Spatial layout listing
○ ○ ○

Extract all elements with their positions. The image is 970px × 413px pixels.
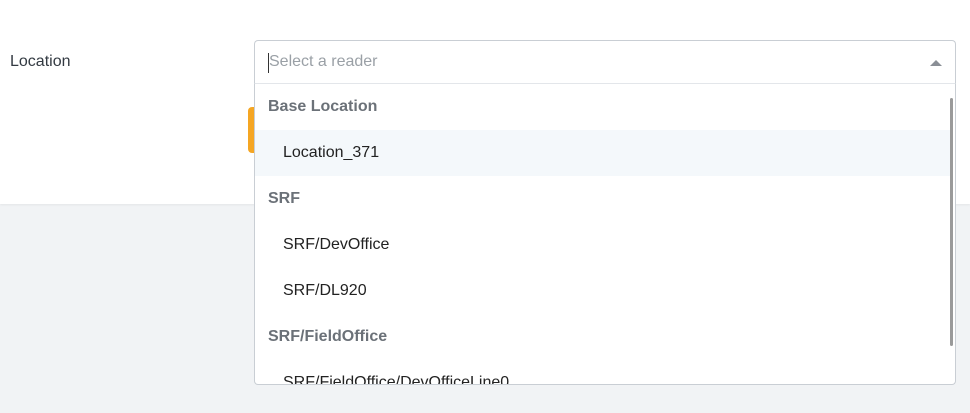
option-srf-devoffice[interactable]: SRF/DevOffice <box>255 222 951 268</box>
group-header-srf: SRF <box>268 190 300 207</box>
group-header-base-location: Base Location <box>268 98 378 115</box>
caret-up-icon[interactable] <box>930 60 942 66</box>
option-location-371[interactable]: Location_371 <box>255 130 951 176</box>
reader-dropdown: Base Location Location_371 SRF SRF/DevOf… <box>254 84 956 385</box>
dropdown-scrollbar[interactable] <box>950 98 953 346</box>
location-label: Location <box>10 53 71 70</box>
reader-search-input[interactable] <box>269 41 909 83</box>
option-srf-dl920[interactable]: SRF/DL920 <box>255 268 951 314</box>
option-srf-fieldoffice-devofficeline0[interactable]: SRF/FieldOffice/DevOfficeLine0 <box>255 360 951 384</box>
group-header-srf-fieldoffice: SRF/FieldOffice <box>268 328 388 345</box>
dropdown-list: Base Location Location_371 SRF SRF/DevOf… <box>255 84 951 384</box>
reader-select[interactable] <box>254 40 956 84</box>
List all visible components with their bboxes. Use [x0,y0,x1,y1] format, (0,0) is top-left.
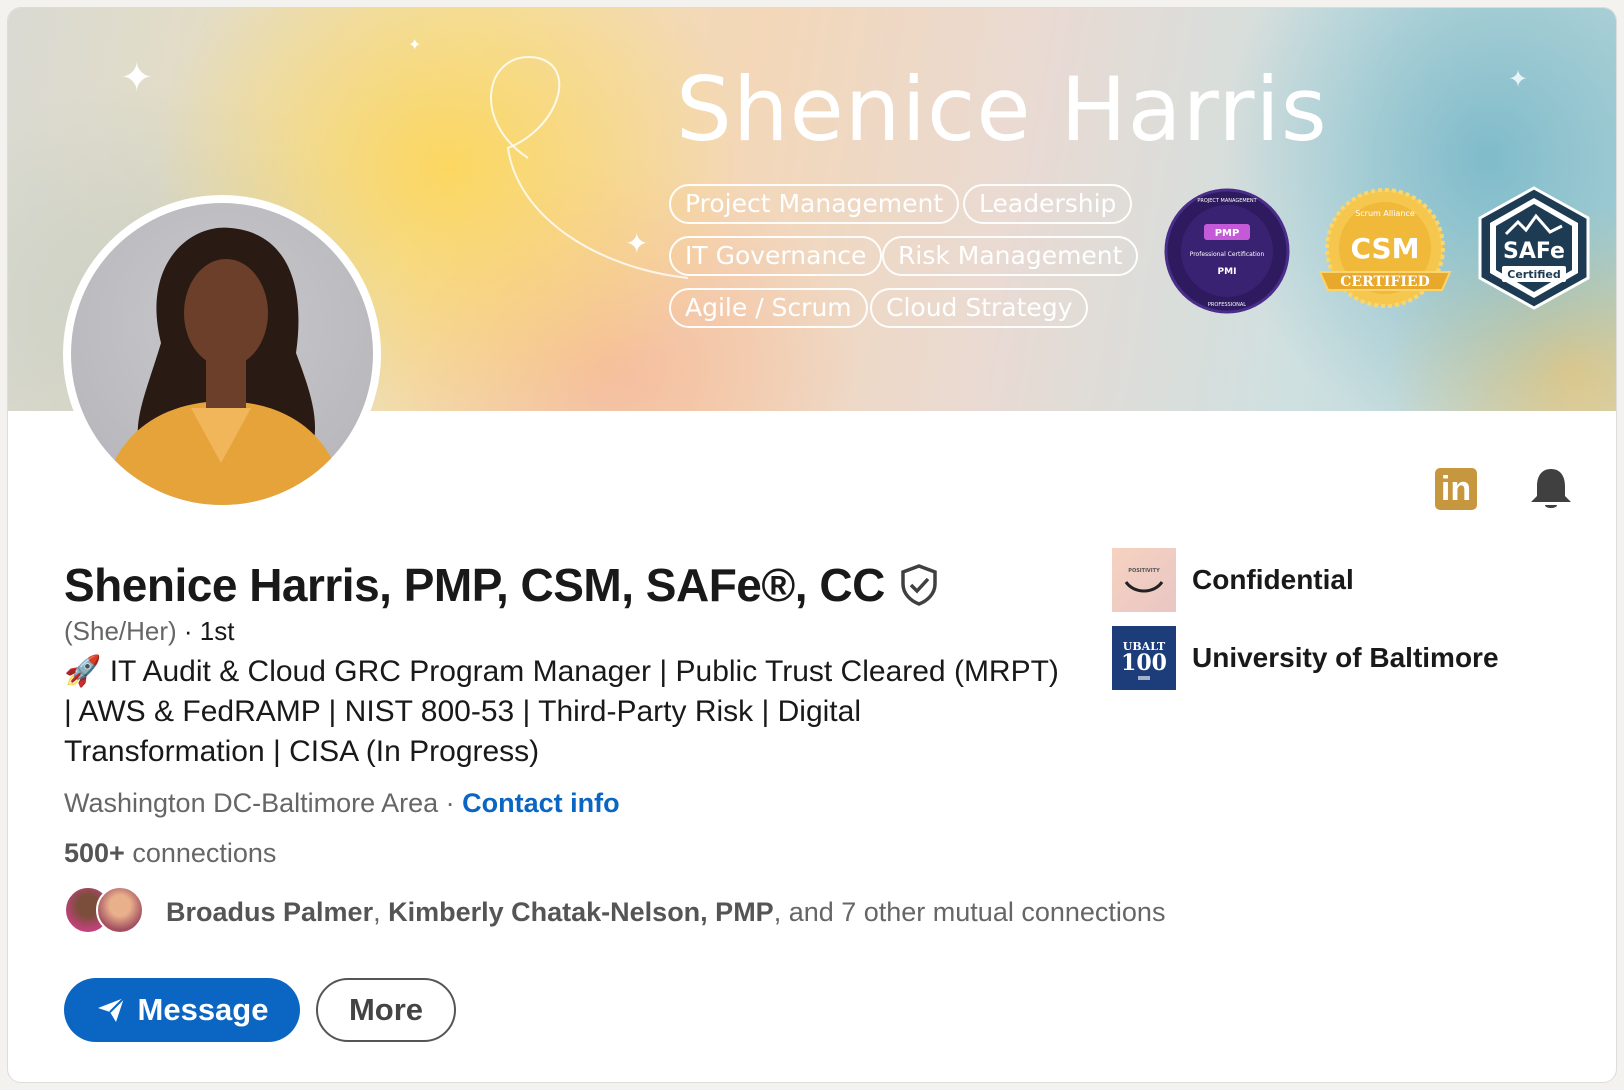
positivity-logo-text: POSITIVITY [1128,568,1160,574]
location: Washington DC-Baltimore Area [64,788,439,818]
positivity-logo-icon: POSITIVITY [1112,548,1176,612]
ubalt-logo-icon: UBALT 100 [1112,626,1176,690]
mutual-connections-text: Broadus Palmer, Kimberly Chatak-Nelson, … [166,897,1165,928]
linkedin-company-icon[interactable]: in [1435,468,1477,510]
pmi-logo-text: PMI [1218,267,1237,277]
profile-name: Shenice Harris, PMP, CSM, SAFe®, CC [64,559,885,611]
notification-bell-icon[interactable] [1529,466,1573,512]
connection-degree: · 1st [176,616,235,646]
school-name: University of Baltimore [1192,642,1499,673]
mutual-separator: , [373,896,389,927]
sparkle-icon: ✦ [120,56,154,100]
pronouns-row: (She/Her) · 1st [64,616,235,647]
connections-label: connections [124,838,277,868]
send-icon [97,997,125,1022]
profile-photo [71,203,373,505]
pmp-badge-icon: PMP Professional Certification PMI PROJE… [1164,188,1290,314]
ubalt-logo-big: 100 [1121,650,1167,676]
sparkle-icon: ✦ [1508,66,1529,93]
message-button-label: Message [137,992,269,1027]
skill-pill: IT Governance [669,236,883,276]
mutual-avatar [96,886,144,934]
pmp-ring-bottom: PROFESSIONAL [1208,302,1246,308]
pmp-badge-sub: Professional Certification [1190,251,1265,258]
skill-pill: Leadership [963,184,1133,224]
profile-headline: 🚀 IT Audit & Cloud GRC Program Manager |… [64,655,1059,768]
profile-name-row: Shenice Harris, PMP, CSM, SAFe®, CC [64,558,939,612]
sparkle-icon: ✦ [408,37,422,54]
csm-badge-label: CSM [1350,232,1419,265]
verified-shield-icon[interactable] [899,564,939,606]
more-button-label: More [348,992,424,1027]
skill-pill: Cloud Strategy [870,288,1089,328]
connections-link[interactable]: 500+ connections [64,838,276,869]
banner-title: Shenice Harris [676,58,1328,161]
csm-ribbon-text: CERTIFIED [1340,274,1429,290]
more-button[interactable]: More [316,978,456,1042]
skill-pill: Project Management [669,184,960,224]
current-company[interactable]: POSITIVITY Confidential [1112,548,1354,612]
person-photo-icon [101,227,346,505]
mutual-avatars [64,886,150,938]
pmp-badge-label: PMP [1215,228,1240,239]
safe-badge-label: SAFe [1503,239,1565,264]
company-name: Confidential [1192,564,1354,595]
message-button[interactable]: Message [64,978,300,1042]
mutual-rest: , and 7 other mutual connections [773,896,1166,927]
safe-badge-icon: SAFe Certified [1478,186,1590,310]
mutual-name: Broadus Palmer [166,896,374,927]
mutual-connections-row[interactable]: Broadus Palmer, Kimberly Chatak-Nelson, … [64,886,1165,938]
contact-info-link[interactable]: Contact info [462,788,619,818]
location-separator: · [438,788,463,818]
csm-badge-icon: Scrum Alliance CSM CERTIFIED [1318,188,1452,308]
mutual-name: Kimberly Chatak-Nelson, PMP [388,896,774,927]
skill-pill: Agile / Scrum [669,288,868,328]
csm-ring-text: Scrum Alliance [1355,209,1415,218]
connections-count: 500+ [64,838,125,868]
education-school[interactable]: UBALT 100 University of Baltimore [1112,626,1499,690]
safe-badge-sub: Certified [1507,268,1560,281]
pmp-ring-top: PROJECT MANAGEMENT [1197,198,1257,204]
pronouns: (She/Her) [64,616,177,646]
profile-card: ✦ ✦ ✦ ✦ Shenice Harris Project Managemen… [7,7,1617,1083]
skill-pill: Risk Management [882,236,1139,276]
profile-avatar[interactable] [63,195,381,513]
location-row: Washington DC-Baltimore Area · Contact i… [64,788,620,819]
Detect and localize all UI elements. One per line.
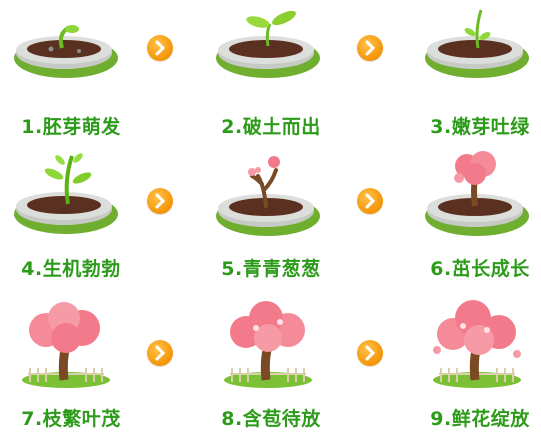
stage-9-card: 9.鲜花绽放 (415, 300, 541, 440)
tall-sprout-pot-icon (425, 9, 529, 78)
leafy-sprout-pot-icon (14, 153, 118, 234)
stage-3-card: 3.嫩芽吐绿 (415, 8, 541, 148)
sapling-heart-buds-pot-icon (216, 156, 320, 236)
stage-4-card: 4.生机勃勃 (6, 150, 136, 290)
stage-5-label: 5.青青葱葱 (221, 258, 321, 280)
next-arrow-icon (147, 340, 173, 366)
next-arrow-icon (147, 188, 173, 214)
stage-2-card: 2.破土而出 (206, 8, 336, 148)
next-arrow-icon (147, 35, 173, 61)
stage-6-label: 6.茁长成长 (430, 258, 530, 280)
stage-7-card: 7.枝繁叶茂 (6, 300, 136, 440)
stage-9-label: 9.鲜花绽放 (430, 408, 530, 430)
next-arrow-icon (357, 35, 383, 61)
heart-tree-fence-icon (22, 302, 110, 388)
stage-2-label: 2.破土而出 (221, 116, 321, 138)
next-arrow-icon (357, 188, 383, 214)
stage-5-card: 5.青青葱葱 (206, 150, 336, 290)
blooming-heart-tree-fence-icon (433, 300, 521, 388)
stage-8-card: 8.含苞待放 (206, 300, 336, 440)
budding-heart-tree-fence-icon (224, 301, 312, 388)
stage-6-card: 6.茁长成长 (415, 150, 541, 290)
stage-3-label: 3.嫩芽吐绿 (430, 116, 530, 138)
stage-7-label: 7.枝繁叶茂 (21, 408, 121, 430)
stage-8-label: 8.含苞待放 (221, 408, 321, 430)
stage-1-label: 1.胚芽萌发 (21, 116, 121, 138)
growth-stages-board: 1.胚芽萌发 2.破土而出 3.嫩芽吐绿 4.生机勃勃 5.青青葱葱 6.茁长成… (0, 0, 541, 440)
next-arrow-icon (357, 340, 383, 366)
stage-4-label: 4.生机勃勃 (21, 258, 121, 280)
young-heart-tree-pot-icon (425, 151, 529, 236)
two-leaf-seedling-pot-icon (216, 10, 320, 78)
stage-1-card: 1.胚芽萌发 (6, 8, 136, 148)
sprouting-seed-pot-icon (14, 25, 118, 78)
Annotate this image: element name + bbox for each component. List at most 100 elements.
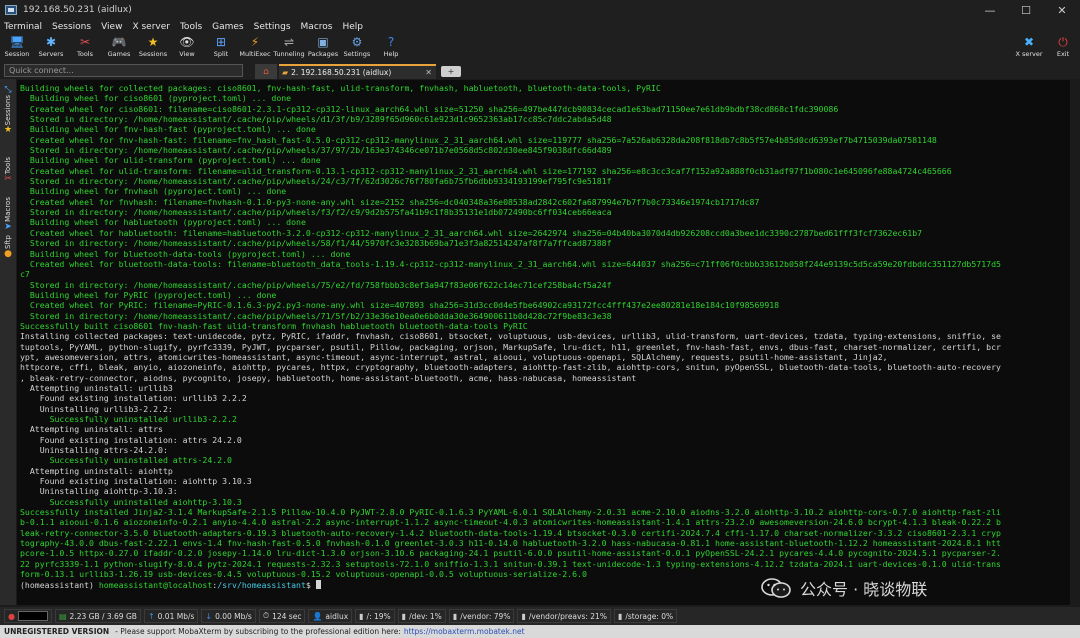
- terminal-line: Created wheel for fnv-hash-fast: filenam…: [20, 135, 1070, 145]
- sidebar-tab-sftp-label: Sftp: [4, 235, 12, 249]
- upload-icon: ↑: [147, 611, 155, 621]
- maximize-button[interactable]: ☐: [1008, 0, 1044, 20]
- tab-close-icon[interactable]: ✕: [425, 68, 432, 77]
- menu-help[interactable]: Help: [342, 22, 363, 32]
- terminal-text-segment: leak-retry-connector-3.5.0 bluetooth-ada…: [20, 527, 1001, 538]
- terminal-line: Building wheel for bluetooth-data-tools …: [20, 249, 1070, 259]
- packages-button-label: Packages: [307, 50, 339, 58]
- menu-view[interactable]: View: [101, 22, 122, 32]
- sidebar-tab-sessions[interactable]: ⤡ Sessions ★: [0, 85, 16, 135]
- disk-icon: ▮: [401, 611, 407, 621]
- sidebar-tab-macros-label: Macros: [4, 197, 12, 222]
- sftp-icon: ●: [4, 248, 12, 259]
- games-button[interactable]: 🎮 Games: [102, 34, 136, 62]
- quick-connect-input[interactable]: Quick connect...: [4, 64, 243, 77]
- menu-settings[interactable]: Settings: [254, 22, 291, 32]
- terminal-text-segment: Successfully uninstalled attrs-24.2.0: [20, 455, 232, 466]
- status-item-text: /dev: 1%: [409, 611, 442, 621]
- terminal-line: Attempting uninstall: attrs: [20, 424, 1070, 434]
- terminal-text-segment: Stored in directory: /home/homeassistant…: [20, 176, 612, 187]
- home-icon: ⌂: [263, 66, 269, 77]
- terminal-line: Created wheel for habluetooth: filename=…: [20, 228, 1070, 238]
- close-button[interactable]: ✕: [1044, 0, 1080, 20]
- terminal-line: Successfully uninstalled urllib3-2.2.2: [20, 414, 1070, 424]
- memory-icon: ▤: [58, 611, 67, 621]
- menu-x-server[interactable]: X server: [132, 22, 170, 32]
- status-item-text: 0.00 Mb/s: [215, 611, 252, 621]
- help-button-label: Help: [383, 50, 399, 58]
- watermark: 公众号 · 晓谈物联: [760, 576, 927, 600]
- status-item: ▤ 2.23 GB / 3.69 GB: [54, 609, 141, 623]
- exit-icon: ⏻: [1058, 35, 1068, 49]
- status-item: ▮/vendor/preavs: 21%: [517, 609, 611, 623]
- terminal-line: Stored in directory: /home/homeassistant…: [20, 238, 1070, 248]
- status-item: ●: [4, 609, 52, 623]
- license-link[interactable]: https://mobaxterm.mobatek.net: [404, 627, 525, 636]
- exit-button[interactable]: ⏻ Exit: [1046, 34, 1080, 62]
- terminal-line: ypt, awesomeversion, attrs, atomicwrites…: [20, 352, 1070, 362]
- user-icon: 👤: [312, 611, 323, 621]
- settings-button[interactable]: ⚙ Settings: [340, 34, 374, 62]
- time-icon: ⏱: [262, 611, 270, 620]
- multiexec-icon: ⚡: [250, 35, 260, 49]
- view-button-label: View: [179, 50, 195, 58]
- status-bar: ● ▤ 2.23 GB / 3.69 GB ↑ 0.01 Mb/s ↓ 0.00 Mb/s ⏱…: [0, 607, 1080, 625]
- terminal-text-segment: Created wheel for habluetooth: filename=…: [20, 227, 923, 238]
- terminal-text-segment: tuptools, PyYAML, python-slugify, pyrfc3…: [20, 341, 1001, 352]
- terminal-scrollbar[interactable]: [1070, 80, 1080, 605]
- tunneling-icon: ⇌: [283, 35, 295, 49]
- window-title: 192.168.50.231 (aidlux): [23, 5, 132, 15]
- games-button-label: Games: [107, 50, 131, 58]
- menu-sessions[interactable]: Sessions: [52, 22, 91, 32]
- tools-button[interactable]: ✂ Tools: [68, 34, 102, 62]
- servers-button[interactable]: ✱ Servers: [34, 34, 68, 62]
- terminal-line: leak-retry-connector-3.5.0 bluetooth-ada…: [20, 528, 1070, 538]
- terminal-text-segment: Stored in directory: /home/homeassistant…: [20, 114, 612, 125]
- menu-games[interactable]: Games: [212, 22, 243, 32]
- status-item: ↓ 0.00 Mb/s: [201, 609, 256, 623]
- sidebar-tab-sftp[interactable]: Sftp ●: [0, 235, 16, 259]
- terminal-text-segment: Installing collected packages: text-unid…: [20, 331, 1001, 342]
- terminal-line: Stored in directory: /home/homeassistant…: [20, 280, 1070, 290]
- terminal-line: Building wheel for habluetooth (pyprojec…: [20, 217, 1070, 227]
- terminal-text-segment: pcore-1.0.5 httpx-0.27.0 ifaddr-0.2.0 jo…: [20, 548, 1001, 559]
- servers-button-label: Servers: [38, 50, 64, 58]
- view-button[interactable]: 👁 View: [170, 34, 204, 62]
- terminal-text-segment: Created wheel for bluetooth-data-tools: …: [20, 258, 1001, 269]
- tunneling-button[interactable]: ⇌ Tunneling: [272, 34, 306, 62]
- split-button[interactable]: ⊞ Split: [204, 34, 238, 62]
- minimize-button[interactable]: —: [972, 0, 1008, 20]
- multiexec-button[interactable]: ⚡ MultiExec: [238, 34, 272, 62]
- side-panel: ⤡ Sessions ★ Tools ✂ Macros ➤ Sftp ●: [0, 79, 16, 605]
- session-button[interactable]: 🖥 Session: [0, 34, 34, 62]
- home-tab[interactable]: ⌂: [255, 64, 277, 79]
- terminal-text-segment: homeassistant@localhost: [98, 579, 213, 590]
- sidebar-tab-macros[interactable]: Macros ➤: [0, 197, 16, 232]
- session-icon: 🖥: [9, 35, 25, 49]
- terminal-line: Attempting uninstall: aiohttp: [20, 466, 1070, 476]
- terminal-text-segment: Uninstalling urllib3-2.2.2:: [20, 403, 173, 414]
- terminal-text-segment: tography-43.0.0 dbus-fast-2.22.1 envs-1.…: [20, 538, 1001, 549]
- host-indicator: [17, 611, 48, 621]
- sidebar-tab-tools[interactable]: Tools ✂: [0, 157, 16, 184]
- terminal-line: , bleak-retry-connector, aiodns, pycogni…: [20, 373, 1070, 383]
- terminal-line: Building wheel for ciso8601 (pyproject.t…: [20, 93, 1070, 103]
- status-item: ↑ 0.01 Mb/s: [143, 609, 199, 623]
- menu-tools[interactable]: Tools: [180, 22, 202, 32]
- help-icon: ?: [387, 35, 395, 49]
- session-button-label: Session: [4, 50, 30, 58]
- tab-session[interactable]: ▰ 2. 192.168.50.231 (aidlux) ✕: [279, 64, 436, 79]
- menu-macros[interactable]: Macros: [301, 22, 333, 32]
- status-item: ▮/dev: 1%: [397, 609, 446, 623]
- help-button[interactable]: ? Help: [374, 34, 408, 62]
- terminal-output[interactable]: Building wheels for collected packages: …: [17, 80, 1070, 605]
- download-icon: ↓: [205, 611, 213, 621]
- x-server-button[interactable]: ✖ X server: [1012, 34, 1046, 62]
- terminal-line: tography-43.0.0 dbus-fast-2.22.1 envs-1.…: [20, 538, 1070, 548]
- terminal-line: Found existing installation: attrs 24.2.…: [20, 435, 1070, 445]
- sessions-button[interactable]: ★ Sessions: [136, 34, 170, 62]
- terminal-line: b-0.1.1 aiooui-0.1.6 aiozoneinfo-0.2.1 a…: [20, 517, 1070, 527]
- packages-button[interactable]: ▣ Packages: [306, 34, 340, 62]
- menu-terminal[interactable]: Terminal: [4, 22, 42, 32]
- add-tab-button[interactable]: +: [441, 66, 461, 77]
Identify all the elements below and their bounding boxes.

○ ○ ○

▶ _Work instructions_: Reproduce word for word the lines of the listing above, beginning at its first line and stopping after the line that contains "List all visible". Omit the pictures.

▶ _Full answer_:
Extract all elements with their positions. The image is 970px × 413px pixels.
option-srf-devoffice[interactable]: SRF/DevOffice <box>255 222 951 268</box>
group-header-srf: SRF <box>268 190 300 207</box>
group-header-base-location: Base Location <box>268 98 378 115</box>
caret-up-icon[interactable] <box>930 60 942 66</box>
option-location-371[interactable]: Location_371 <box>255 130 951 176</box>
reader-dropdown: Base Location Location_371 SRF SRF/DevOf… <box>254 84 956 385</box>
dropdown-scrollbar[interactable] <box>950 98 953 346</box>
location-label: Location <box>10 53 71 70</box>
reader-search-input[interactable] <box>269 41 909 83</box>
option-srf-dl920[interactable]: SRF/DL920 <box>255 268 951 314</box>
option-srf-fieldoffice-devofficeline0[interactable]: SRF/FieldOffice/DevOfficeLine0 <box>255 360 951 384</box>
group-header-srf-fieldoffice: SRF/FieldOffice <box>268 328 388 345</box>
dropdown-list: Base Location Location_371 SRF SRF/DevOf… <box>255 84 951 384</box>
reader-select[interactable] <box>254 40 956 84</box>
List all visible components with their bboxes. Use [x0,y0,x1,y1] format, (0,0) is top-left.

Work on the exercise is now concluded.